- 原文:
# # #
私は、すべての読者に対して「敬意」を払い、「理解されたい=教えてやりたい」という願いで文章を書いている、と。
その誠実さを持っているから私の本は売れるのだ、といいたいらしい。
まったく、こういう言い方をされると、ほんとにむかつく。
「理解されたいという願い」といえば聞こえはいいが、ようするにそれは、すべての読者を丸め込んでしまいたい、というスケベったらしい欲望のことだろう。
読者に対する「敬意」を持っているのなら、自分の知っていることなんか誰でも知っている、と思え。そう思えば、「理解されたい」とか「教えてやる」という態度なんか成り立たないだろう。
僕は、知的な「階層上位」にあるものたちがわれわれよりも人間について深く真実に気づいているとは、ぜんぜん思っていない。
より深く嘆いているものが、より深く気づいているのだ。
# # #
- 指示 1:
原文のうち、「その誠実さを持っているから私の本は売れるのだ、といいたいらしい。」から「度なんか成り立たないだろう。」まで（両端を含む）を一字一句そのまま書き写してください。
- 指示 2:
原文に基づき、次の問いに答えてください。
(a) 読者に対する「敬意」を持っているなら、どう思えと述べられているか。
(b) 「理解されたいという願い」は、ようするにどのような欲望だとされているか。
(c) より深く気づいているのは、どのようなものだとされているか。
- 指示 3:
読者への「敬意」を論じた原文を、最後の文の後から書き継いでください。

- 提供データ:
# # #
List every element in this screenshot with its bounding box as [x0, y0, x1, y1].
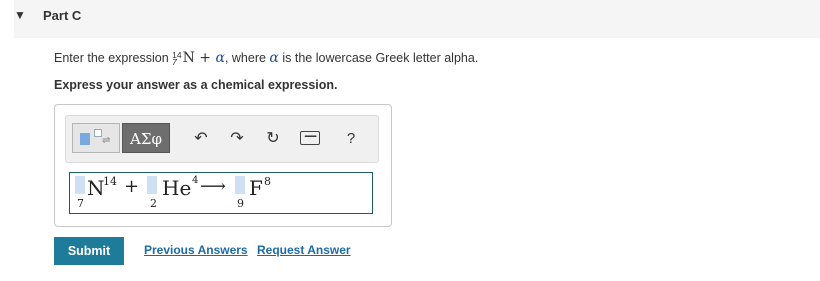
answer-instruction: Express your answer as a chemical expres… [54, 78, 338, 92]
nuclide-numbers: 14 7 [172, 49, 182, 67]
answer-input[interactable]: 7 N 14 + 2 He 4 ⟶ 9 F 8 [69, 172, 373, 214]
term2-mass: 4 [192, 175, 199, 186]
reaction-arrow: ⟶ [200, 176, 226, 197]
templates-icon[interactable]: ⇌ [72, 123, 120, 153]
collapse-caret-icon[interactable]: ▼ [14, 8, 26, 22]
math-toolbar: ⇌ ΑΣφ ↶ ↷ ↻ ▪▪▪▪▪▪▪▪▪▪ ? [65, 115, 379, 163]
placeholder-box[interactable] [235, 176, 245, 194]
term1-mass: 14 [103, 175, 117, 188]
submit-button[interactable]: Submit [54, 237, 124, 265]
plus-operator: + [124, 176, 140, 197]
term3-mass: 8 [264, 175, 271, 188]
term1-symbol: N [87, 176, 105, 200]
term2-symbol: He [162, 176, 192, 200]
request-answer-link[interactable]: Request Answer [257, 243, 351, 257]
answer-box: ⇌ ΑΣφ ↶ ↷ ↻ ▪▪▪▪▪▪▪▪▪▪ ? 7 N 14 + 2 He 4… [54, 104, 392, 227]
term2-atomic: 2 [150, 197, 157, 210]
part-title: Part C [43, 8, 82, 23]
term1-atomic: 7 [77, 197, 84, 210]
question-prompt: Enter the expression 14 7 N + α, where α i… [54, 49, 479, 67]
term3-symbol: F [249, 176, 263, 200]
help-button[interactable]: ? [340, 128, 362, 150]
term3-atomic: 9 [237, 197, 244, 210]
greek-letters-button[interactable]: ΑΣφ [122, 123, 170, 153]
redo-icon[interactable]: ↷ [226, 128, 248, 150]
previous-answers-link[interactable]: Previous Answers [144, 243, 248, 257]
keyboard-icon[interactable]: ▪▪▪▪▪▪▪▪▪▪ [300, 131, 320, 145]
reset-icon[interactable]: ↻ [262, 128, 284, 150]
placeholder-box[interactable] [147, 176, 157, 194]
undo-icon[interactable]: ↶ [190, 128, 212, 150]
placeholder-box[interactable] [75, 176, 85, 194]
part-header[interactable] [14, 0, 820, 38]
# # #
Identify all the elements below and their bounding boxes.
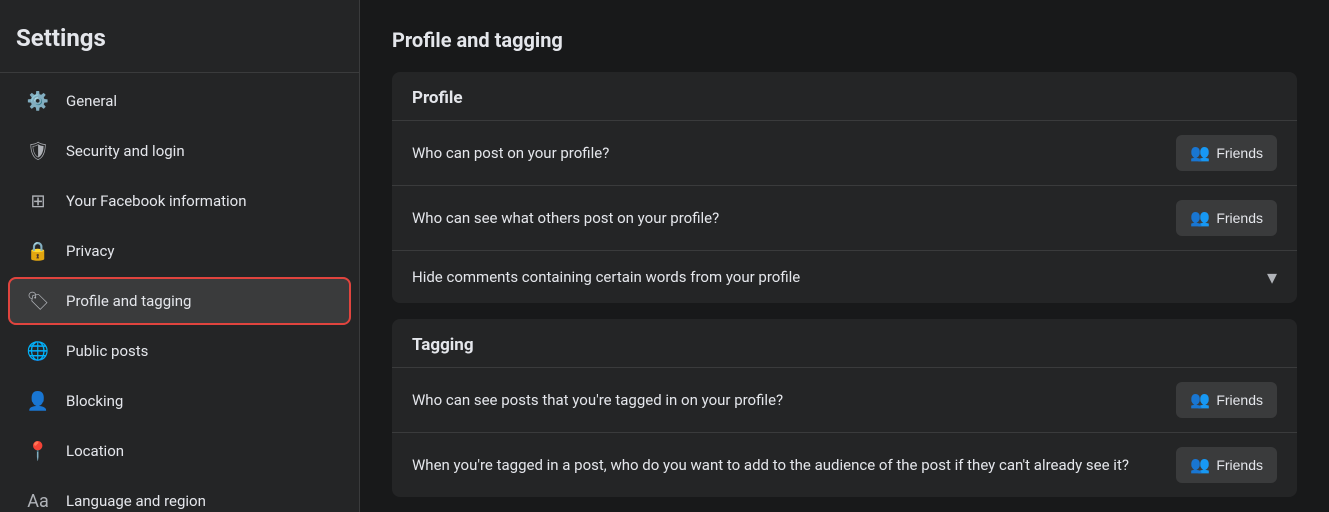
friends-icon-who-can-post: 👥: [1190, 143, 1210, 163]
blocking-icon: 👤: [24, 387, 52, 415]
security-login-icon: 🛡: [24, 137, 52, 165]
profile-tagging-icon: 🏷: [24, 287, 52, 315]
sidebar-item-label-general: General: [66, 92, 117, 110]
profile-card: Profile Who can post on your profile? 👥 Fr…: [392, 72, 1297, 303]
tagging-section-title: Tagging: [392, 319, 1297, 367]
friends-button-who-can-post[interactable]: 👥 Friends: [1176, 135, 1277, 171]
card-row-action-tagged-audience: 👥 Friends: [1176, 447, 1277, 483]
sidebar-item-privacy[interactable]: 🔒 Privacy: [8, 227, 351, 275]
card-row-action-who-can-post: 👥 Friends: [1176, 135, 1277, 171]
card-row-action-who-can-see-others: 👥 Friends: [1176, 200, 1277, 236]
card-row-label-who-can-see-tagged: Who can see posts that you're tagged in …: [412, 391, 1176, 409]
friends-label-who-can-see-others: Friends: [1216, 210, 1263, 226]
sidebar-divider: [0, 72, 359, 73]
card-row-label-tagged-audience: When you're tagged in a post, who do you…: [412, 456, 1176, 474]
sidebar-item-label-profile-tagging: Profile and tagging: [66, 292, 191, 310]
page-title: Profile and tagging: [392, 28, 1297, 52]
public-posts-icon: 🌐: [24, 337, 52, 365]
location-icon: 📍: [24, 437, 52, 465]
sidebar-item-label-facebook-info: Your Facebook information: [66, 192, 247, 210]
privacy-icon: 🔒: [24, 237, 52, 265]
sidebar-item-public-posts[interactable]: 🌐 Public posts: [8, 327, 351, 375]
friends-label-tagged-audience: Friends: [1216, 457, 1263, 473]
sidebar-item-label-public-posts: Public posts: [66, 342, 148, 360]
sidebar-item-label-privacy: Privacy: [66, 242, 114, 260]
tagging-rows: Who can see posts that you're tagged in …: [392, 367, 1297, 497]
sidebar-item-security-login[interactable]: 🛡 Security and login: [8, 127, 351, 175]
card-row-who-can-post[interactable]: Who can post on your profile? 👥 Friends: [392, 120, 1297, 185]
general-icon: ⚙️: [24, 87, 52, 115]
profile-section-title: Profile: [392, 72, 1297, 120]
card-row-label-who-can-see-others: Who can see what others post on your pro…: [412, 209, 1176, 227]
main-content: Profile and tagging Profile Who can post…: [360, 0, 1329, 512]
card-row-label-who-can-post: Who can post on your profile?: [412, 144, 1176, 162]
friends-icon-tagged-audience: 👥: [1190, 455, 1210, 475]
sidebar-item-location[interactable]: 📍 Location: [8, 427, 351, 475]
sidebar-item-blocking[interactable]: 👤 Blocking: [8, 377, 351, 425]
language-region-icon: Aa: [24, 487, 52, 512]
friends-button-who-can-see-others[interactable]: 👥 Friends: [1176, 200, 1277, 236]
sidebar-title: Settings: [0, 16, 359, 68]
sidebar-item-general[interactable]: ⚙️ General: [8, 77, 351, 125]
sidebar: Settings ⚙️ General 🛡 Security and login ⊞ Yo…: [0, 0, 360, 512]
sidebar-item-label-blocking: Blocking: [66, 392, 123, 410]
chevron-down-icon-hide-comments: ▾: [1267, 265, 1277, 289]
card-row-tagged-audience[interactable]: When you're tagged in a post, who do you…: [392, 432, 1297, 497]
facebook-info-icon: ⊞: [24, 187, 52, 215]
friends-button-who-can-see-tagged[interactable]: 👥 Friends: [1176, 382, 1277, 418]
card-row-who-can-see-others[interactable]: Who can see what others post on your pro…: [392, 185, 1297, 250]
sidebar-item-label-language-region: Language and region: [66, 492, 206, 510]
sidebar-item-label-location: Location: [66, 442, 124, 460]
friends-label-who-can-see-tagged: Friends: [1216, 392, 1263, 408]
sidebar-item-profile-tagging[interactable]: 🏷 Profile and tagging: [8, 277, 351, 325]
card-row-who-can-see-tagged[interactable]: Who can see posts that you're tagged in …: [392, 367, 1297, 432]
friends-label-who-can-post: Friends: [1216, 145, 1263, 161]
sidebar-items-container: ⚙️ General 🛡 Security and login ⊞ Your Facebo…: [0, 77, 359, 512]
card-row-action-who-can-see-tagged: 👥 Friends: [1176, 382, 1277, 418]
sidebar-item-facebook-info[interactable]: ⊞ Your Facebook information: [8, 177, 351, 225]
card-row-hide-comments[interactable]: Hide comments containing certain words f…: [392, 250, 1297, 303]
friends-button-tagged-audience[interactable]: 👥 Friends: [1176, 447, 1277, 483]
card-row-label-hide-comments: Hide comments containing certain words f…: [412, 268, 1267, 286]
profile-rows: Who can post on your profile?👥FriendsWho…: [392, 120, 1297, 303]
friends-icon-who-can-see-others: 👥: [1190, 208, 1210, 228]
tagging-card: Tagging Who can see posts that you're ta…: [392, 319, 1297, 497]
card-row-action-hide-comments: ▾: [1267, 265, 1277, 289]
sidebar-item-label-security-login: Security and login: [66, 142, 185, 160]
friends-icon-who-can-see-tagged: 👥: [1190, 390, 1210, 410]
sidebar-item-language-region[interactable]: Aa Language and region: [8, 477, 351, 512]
# # #
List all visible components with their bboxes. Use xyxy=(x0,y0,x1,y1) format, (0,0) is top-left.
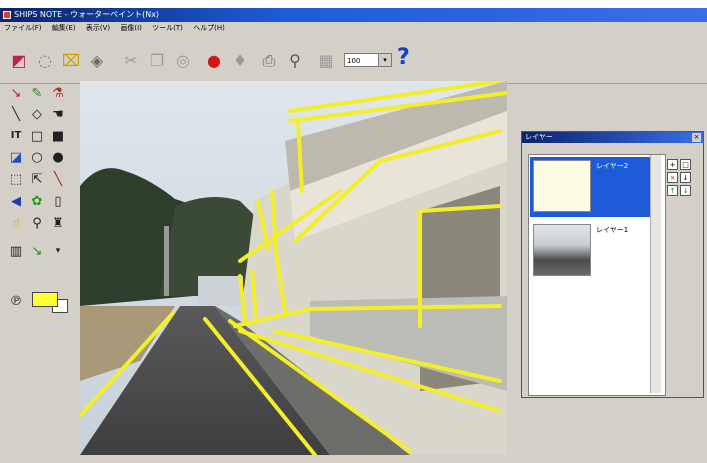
# # #
- 回答 1:
その誠実さを持っているから私の本は売れるのだ、といいたいらしい。
まったく、こういう言い方をされると、ほんとにむかつく。
「理解されたいという願い」といえば聞こえはいいが、ようするにそれは、すべての読者を丸め込んでしまいたい、というスケベったらしい欲望のことだろう。
読者に対する「敬意」を持っているのなら、自分の知っていることなんか誰でも知っている、と思え。そう思えば、「理解されたい」とか「教えてやる」という態度なんか成り立たないだろう。

- 回答 2:
(a) 自分の知っていることなんか誰でも知っている、と思え。
(b) すべての読者を丸め込んでしまいたい、というスケベったらしい欲望。
(c) より深く嘆いているもの。

- 回答 3:
僕は「理解されたい」とか「教えてやる」というよう態度で文章を書いたことなんか一度もない。自分の提出するこのことばは誰かと共有しているにちがいない、という信憑で書いているだけだ。その信憑を持って、なんとなく「しっくりする」ということばや言いまわしを選んでいるだけだ。
「しっくりする」とは、他者と共有しているにちがいないという「信憑」のことだ。それを、「エクリチュール」というのではないのか。
ことばは、根源において、そういう「信憑」の上に発せられているのだ。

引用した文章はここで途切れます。